Directive.
Quote all of the data below exactly, please.

-- Begin Provided records --

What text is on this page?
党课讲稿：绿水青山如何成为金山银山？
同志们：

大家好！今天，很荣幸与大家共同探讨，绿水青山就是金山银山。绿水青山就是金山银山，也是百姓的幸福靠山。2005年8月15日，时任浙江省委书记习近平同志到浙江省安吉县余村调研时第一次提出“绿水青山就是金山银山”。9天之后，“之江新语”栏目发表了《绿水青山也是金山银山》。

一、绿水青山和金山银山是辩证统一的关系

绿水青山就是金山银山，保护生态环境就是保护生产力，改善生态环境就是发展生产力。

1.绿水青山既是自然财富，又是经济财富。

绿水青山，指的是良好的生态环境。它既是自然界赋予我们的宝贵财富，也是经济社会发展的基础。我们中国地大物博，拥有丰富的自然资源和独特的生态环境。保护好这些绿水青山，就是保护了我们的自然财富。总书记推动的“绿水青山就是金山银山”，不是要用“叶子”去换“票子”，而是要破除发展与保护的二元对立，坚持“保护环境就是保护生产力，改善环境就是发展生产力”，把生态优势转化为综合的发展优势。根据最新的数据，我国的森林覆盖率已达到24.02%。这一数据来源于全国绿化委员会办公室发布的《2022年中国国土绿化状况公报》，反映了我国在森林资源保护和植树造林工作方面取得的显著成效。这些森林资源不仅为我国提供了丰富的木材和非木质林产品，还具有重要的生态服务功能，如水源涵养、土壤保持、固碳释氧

-- End Provided records --

Solution.
What text is on this page?
党课讲稿：绿水青山如何成为金山银山？
同志们：

大家好！今天，很荣幸与大家共同探讨，绿水青山就是金山银山。绿水青山就是金山银山，也是百姓的幸福靠山。2005年8月15日，时任浙江省委书记习近平同志到浙江省安吉县余村调研时第一次提出“绿水青山就是金山银山”。9天之后，“之江新语”栏目发表了《绿水青山也是金山银山》。

一、绿水青山和金山银山是辩证统一的关系

绿水青山就是金山银山，保护生态环境就是保护生产力，改善生态环境就是发展生产力。

1.绿水青山既是自然财富，又是经济财富。

绿水青山，指的是良好的生态环境。它既是自然界赋予我们的宝贵财富，也是经济社会发展的基础。我们中国地大物博，拥有丰富的自然资源和独特的生态环境。保护好这些绿水青山，就是保护了我们的自然财富。总书记推动的“绿水青山就是金山银山”，不是要用“叶子”去换“票子”，而是要破除发展与保护的二元对立，坚持“保护环境就是保护生产力，改善环境就是发展生产力”，把生态优势转化为综合的发展优势。根据最新的数据，我国的森林覆盖率已达到24.02%。这一数据来源于全国绿化委员会办公室发布的《2022年中国国土绿化状况公报》，反映了我国在森林资源保护和植树造林工作方面取得的显著成效。这些森林资源不仅为我国提供了丰富的木材和非木质林产品，还具有重要的生态服务功能，如水源涵养、土壤保持、固碳释氧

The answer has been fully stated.